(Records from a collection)

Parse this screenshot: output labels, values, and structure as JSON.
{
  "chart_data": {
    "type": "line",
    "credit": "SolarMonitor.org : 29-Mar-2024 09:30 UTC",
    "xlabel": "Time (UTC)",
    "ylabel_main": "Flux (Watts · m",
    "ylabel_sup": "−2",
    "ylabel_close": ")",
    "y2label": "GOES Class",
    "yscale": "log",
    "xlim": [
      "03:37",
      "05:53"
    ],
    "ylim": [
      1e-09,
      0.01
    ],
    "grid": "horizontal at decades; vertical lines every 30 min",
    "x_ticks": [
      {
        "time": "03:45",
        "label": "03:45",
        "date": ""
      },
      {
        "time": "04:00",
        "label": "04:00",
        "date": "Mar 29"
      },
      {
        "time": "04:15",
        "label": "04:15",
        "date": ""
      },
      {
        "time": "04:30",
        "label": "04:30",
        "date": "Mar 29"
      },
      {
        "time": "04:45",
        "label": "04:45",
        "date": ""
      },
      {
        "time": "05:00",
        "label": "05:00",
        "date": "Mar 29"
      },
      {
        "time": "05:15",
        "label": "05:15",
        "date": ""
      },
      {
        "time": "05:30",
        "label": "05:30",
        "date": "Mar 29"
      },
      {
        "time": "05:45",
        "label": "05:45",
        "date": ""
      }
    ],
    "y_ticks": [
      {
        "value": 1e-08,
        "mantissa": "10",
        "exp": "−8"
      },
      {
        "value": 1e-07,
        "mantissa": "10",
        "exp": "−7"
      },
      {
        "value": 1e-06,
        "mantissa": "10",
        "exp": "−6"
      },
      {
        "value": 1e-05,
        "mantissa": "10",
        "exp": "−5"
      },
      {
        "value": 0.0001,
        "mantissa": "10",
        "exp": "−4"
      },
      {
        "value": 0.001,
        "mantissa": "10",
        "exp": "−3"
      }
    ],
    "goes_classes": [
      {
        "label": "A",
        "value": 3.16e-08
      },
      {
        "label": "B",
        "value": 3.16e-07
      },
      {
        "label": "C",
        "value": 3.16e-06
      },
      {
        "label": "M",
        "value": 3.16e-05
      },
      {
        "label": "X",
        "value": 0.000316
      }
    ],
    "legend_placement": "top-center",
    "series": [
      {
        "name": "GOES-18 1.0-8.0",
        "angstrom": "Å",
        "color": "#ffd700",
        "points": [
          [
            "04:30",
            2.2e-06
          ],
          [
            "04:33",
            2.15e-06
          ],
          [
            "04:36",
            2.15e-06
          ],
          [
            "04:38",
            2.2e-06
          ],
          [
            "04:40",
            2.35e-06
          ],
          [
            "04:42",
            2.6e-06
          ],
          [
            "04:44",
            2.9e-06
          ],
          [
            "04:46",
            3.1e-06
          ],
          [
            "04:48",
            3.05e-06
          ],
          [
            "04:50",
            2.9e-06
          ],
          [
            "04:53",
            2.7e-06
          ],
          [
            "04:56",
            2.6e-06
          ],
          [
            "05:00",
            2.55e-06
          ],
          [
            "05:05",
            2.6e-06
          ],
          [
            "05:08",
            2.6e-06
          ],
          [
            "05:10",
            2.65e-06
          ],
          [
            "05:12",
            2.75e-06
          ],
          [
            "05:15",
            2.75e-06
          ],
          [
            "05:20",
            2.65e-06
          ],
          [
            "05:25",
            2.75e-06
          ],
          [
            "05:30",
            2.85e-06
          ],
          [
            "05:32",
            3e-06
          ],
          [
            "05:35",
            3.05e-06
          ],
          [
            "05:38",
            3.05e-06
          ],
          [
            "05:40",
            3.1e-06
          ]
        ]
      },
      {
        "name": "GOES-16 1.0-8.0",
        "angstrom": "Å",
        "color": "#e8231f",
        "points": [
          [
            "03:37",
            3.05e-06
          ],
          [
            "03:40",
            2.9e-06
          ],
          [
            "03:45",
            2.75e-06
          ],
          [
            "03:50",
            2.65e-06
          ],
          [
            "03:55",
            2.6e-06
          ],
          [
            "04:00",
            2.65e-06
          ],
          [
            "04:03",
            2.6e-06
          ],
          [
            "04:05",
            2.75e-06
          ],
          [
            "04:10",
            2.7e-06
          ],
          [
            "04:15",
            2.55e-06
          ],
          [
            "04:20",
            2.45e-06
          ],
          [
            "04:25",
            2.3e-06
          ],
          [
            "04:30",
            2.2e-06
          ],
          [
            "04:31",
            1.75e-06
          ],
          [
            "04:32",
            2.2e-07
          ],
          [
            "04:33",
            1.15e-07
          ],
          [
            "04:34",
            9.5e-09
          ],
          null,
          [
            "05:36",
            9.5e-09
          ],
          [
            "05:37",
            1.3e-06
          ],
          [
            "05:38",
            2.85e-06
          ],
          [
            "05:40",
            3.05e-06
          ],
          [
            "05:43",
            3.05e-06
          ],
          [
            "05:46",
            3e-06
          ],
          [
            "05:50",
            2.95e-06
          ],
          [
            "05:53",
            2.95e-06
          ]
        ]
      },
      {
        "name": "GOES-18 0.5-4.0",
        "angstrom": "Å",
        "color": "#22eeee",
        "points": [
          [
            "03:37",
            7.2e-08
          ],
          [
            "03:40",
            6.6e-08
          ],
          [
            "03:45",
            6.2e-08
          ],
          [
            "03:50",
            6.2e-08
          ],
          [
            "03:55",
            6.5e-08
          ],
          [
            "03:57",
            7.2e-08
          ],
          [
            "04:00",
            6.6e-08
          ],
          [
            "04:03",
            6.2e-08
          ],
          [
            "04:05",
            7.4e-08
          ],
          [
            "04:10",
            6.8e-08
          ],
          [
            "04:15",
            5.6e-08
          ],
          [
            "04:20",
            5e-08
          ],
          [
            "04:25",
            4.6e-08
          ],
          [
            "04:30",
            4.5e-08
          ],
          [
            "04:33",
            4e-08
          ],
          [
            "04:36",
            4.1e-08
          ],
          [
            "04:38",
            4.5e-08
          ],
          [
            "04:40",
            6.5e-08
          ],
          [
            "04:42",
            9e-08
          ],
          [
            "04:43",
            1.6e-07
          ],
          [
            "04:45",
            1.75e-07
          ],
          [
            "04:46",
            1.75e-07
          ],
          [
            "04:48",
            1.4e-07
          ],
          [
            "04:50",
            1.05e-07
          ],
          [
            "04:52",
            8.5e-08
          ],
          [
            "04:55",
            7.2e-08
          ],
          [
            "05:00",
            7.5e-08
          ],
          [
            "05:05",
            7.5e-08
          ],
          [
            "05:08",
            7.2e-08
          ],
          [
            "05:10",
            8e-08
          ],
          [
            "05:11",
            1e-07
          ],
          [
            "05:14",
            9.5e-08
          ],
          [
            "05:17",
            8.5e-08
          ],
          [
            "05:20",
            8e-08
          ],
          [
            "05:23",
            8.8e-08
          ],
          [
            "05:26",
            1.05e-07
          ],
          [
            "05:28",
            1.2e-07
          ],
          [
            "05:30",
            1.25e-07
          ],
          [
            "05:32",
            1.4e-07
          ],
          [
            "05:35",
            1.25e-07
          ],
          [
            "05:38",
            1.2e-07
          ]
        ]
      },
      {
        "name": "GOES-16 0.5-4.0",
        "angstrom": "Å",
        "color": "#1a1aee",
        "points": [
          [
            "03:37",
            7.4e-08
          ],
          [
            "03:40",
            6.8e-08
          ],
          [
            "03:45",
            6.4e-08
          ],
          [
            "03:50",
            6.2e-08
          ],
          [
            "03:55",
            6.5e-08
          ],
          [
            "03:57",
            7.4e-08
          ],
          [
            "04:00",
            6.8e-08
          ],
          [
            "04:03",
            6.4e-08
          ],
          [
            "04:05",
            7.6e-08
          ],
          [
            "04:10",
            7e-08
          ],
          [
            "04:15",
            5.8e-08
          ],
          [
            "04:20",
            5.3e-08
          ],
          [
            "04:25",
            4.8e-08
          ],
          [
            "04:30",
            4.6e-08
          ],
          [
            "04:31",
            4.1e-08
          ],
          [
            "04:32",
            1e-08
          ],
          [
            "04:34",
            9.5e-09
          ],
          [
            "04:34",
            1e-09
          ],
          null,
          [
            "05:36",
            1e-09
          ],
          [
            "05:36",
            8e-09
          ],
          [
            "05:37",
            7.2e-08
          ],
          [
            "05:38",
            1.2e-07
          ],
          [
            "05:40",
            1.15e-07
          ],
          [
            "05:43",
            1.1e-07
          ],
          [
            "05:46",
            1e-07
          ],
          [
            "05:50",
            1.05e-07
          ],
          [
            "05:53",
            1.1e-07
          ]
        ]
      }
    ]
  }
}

> _Task prompt_:
Give back only a number, the number of lines where the string "color" occurs.

> _Problem solution_:
4